Stated task -
Check the listing below for lines with the word "title" and say how many there are, with nothing but the number.

[Figure dataset records]
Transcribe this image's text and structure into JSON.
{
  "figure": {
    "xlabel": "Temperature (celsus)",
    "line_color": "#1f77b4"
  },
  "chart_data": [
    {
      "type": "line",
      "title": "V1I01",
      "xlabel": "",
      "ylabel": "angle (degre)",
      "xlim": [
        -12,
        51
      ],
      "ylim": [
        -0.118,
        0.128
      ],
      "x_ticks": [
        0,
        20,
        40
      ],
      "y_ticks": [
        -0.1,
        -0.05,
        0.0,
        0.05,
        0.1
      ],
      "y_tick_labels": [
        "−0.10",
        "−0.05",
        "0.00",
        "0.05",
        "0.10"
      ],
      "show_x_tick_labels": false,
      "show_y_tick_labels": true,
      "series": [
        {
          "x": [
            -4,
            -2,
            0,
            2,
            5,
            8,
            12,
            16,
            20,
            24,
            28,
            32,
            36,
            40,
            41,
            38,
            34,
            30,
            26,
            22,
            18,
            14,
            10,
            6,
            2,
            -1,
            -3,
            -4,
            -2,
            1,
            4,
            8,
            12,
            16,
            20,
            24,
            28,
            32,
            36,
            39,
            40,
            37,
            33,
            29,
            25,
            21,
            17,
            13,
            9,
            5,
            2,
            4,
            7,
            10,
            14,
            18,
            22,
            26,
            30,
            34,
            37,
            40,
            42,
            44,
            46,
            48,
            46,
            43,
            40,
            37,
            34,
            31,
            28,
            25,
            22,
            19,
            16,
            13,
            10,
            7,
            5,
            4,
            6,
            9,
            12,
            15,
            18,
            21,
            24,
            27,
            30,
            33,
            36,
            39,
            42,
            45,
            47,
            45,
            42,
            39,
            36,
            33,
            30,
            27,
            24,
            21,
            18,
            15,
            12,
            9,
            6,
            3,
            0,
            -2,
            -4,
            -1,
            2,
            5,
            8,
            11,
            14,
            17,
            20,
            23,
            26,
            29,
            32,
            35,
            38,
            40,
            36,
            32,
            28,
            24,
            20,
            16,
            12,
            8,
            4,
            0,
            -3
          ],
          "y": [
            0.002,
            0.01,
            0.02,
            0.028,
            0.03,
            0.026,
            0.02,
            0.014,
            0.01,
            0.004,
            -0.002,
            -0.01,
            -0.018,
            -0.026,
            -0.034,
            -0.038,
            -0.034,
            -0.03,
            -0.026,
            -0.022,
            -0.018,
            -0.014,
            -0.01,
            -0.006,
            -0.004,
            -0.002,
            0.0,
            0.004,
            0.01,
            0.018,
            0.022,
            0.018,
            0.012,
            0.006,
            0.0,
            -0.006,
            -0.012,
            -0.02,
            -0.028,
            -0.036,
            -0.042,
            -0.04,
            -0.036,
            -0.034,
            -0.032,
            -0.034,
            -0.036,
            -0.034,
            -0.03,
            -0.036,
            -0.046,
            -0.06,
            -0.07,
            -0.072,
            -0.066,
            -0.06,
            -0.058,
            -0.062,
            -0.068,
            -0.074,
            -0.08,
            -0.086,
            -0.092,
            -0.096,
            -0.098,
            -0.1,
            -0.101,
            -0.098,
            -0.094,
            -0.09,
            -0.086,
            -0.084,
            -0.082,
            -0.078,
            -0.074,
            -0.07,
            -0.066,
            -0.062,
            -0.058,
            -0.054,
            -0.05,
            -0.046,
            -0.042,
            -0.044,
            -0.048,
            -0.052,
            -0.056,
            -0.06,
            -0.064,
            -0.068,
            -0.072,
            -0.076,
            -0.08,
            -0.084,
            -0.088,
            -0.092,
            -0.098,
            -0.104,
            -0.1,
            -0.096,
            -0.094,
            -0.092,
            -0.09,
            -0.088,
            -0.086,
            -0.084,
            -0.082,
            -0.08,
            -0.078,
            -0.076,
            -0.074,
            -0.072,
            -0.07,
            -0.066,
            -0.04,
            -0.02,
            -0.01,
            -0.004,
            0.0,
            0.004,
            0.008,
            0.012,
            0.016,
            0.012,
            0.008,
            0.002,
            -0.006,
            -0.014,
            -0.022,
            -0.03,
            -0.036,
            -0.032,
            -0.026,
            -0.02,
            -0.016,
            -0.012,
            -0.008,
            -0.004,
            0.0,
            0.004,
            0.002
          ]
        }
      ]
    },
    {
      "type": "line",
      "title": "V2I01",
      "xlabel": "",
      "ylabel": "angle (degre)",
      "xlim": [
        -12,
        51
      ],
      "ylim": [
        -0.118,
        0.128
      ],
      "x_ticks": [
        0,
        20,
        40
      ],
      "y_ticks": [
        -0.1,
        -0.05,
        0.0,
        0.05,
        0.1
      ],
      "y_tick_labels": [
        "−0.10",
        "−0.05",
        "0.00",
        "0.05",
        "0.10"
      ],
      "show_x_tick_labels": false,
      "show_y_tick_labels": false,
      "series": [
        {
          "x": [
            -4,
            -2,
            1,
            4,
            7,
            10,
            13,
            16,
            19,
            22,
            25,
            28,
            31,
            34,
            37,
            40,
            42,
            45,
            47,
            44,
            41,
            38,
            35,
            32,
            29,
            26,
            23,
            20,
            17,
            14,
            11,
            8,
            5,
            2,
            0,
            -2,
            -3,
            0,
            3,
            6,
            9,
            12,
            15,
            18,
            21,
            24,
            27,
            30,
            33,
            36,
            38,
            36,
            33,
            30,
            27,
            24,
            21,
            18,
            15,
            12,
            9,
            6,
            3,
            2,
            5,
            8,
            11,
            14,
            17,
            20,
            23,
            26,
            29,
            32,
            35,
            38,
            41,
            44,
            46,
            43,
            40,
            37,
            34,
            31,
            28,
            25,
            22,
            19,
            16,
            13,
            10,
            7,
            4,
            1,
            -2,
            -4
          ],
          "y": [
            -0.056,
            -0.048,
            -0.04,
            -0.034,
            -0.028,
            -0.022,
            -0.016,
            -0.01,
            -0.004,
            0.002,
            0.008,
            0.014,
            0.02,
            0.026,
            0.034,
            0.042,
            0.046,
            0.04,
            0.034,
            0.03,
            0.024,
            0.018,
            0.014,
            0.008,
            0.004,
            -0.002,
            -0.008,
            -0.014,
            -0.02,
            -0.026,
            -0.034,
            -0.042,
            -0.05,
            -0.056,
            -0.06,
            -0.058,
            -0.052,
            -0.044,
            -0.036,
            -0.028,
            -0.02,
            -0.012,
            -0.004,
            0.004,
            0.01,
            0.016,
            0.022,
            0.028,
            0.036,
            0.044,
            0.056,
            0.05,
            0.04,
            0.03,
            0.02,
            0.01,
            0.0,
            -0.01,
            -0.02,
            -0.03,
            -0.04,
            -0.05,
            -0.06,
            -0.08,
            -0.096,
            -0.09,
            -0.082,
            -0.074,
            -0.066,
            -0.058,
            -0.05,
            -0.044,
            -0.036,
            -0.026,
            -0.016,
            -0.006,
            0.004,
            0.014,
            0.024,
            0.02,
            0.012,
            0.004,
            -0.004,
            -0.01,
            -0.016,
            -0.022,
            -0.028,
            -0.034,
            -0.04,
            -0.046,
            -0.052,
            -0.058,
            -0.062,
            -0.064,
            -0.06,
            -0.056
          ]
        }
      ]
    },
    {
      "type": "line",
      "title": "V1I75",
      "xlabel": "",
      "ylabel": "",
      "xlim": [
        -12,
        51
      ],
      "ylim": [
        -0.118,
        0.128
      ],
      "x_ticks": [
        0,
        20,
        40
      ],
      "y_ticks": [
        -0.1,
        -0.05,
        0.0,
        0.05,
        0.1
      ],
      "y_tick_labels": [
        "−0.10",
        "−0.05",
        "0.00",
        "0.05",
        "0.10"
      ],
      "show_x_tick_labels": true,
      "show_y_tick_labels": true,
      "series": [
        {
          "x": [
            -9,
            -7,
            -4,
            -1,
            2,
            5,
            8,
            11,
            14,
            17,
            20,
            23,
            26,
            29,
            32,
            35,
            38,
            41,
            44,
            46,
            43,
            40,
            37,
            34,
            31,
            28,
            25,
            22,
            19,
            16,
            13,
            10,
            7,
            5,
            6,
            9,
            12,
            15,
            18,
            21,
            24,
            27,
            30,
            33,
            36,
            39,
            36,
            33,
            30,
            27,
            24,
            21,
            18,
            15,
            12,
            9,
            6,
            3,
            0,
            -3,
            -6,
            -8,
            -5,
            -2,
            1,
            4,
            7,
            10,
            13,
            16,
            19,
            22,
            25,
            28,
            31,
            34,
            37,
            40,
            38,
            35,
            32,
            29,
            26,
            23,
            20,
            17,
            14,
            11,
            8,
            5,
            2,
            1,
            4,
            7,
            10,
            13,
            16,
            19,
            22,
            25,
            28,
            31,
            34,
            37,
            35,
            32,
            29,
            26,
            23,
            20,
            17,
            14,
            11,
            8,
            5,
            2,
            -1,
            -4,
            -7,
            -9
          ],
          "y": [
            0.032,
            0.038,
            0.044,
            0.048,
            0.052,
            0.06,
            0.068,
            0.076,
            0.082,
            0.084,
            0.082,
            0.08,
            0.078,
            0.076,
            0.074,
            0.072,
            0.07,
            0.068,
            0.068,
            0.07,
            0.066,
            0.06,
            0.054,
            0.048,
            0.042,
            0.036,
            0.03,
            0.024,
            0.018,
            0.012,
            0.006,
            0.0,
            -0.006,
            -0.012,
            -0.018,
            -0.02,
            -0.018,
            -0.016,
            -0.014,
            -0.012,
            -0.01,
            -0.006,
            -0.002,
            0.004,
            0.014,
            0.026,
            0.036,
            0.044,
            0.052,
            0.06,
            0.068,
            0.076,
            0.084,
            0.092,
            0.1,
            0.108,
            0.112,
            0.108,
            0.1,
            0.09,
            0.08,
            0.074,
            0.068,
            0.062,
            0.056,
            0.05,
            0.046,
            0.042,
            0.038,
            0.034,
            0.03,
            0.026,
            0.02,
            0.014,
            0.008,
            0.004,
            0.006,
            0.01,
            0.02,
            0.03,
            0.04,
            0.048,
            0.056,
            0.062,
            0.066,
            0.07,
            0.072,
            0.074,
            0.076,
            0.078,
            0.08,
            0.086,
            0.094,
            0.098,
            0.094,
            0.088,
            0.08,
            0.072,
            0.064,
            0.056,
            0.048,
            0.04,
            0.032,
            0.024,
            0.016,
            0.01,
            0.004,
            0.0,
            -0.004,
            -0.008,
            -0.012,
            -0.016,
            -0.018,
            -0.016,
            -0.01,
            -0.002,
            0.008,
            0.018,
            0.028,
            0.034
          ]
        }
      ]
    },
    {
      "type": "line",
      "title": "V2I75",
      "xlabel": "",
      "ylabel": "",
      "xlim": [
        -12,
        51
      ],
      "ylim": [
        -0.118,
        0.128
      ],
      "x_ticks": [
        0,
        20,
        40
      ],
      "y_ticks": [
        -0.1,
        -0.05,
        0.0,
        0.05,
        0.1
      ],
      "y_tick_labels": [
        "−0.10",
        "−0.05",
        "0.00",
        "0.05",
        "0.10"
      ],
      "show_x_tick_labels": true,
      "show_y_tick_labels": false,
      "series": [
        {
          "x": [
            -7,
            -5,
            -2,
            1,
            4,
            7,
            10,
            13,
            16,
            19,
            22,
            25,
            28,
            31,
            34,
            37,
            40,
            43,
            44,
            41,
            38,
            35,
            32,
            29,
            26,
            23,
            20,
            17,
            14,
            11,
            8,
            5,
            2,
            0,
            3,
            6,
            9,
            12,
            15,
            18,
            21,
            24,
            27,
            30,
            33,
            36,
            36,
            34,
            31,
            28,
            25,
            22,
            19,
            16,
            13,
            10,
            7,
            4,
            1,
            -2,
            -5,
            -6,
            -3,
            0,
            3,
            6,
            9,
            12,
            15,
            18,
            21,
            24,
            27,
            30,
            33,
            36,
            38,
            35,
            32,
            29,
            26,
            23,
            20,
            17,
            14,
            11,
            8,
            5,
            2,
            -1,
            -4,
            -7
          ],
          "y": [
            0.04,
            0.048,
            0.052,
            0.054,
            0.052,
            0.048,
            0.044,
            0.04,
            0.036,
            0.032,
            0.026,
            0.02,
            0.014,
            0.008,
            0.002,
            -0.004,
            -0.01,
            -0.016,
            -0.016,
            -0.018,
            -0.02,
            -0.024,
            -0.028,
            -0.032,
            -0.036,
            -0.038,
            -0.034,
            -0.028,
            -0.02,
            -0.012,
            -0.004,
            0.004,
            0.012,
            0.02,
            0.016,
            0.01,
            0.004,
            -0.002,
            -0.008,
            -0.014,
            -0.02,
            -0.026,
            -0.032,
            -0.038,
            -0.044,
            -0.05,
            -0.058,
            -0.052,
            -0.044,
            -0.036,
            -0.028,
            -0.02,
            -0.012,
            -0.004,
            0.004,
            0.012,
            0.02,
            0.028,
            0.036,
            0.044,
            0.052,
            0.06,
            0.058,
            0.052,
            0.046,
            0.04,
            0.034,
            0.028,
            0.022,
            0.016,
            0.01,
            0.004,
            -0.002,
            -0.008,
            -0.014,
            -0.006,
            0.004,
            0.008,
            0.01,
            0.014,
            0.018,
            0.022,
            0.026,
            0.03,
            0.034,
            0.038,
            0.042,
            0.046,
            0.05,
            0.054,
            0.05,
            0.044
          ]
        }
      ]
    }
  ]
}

Written reply -
4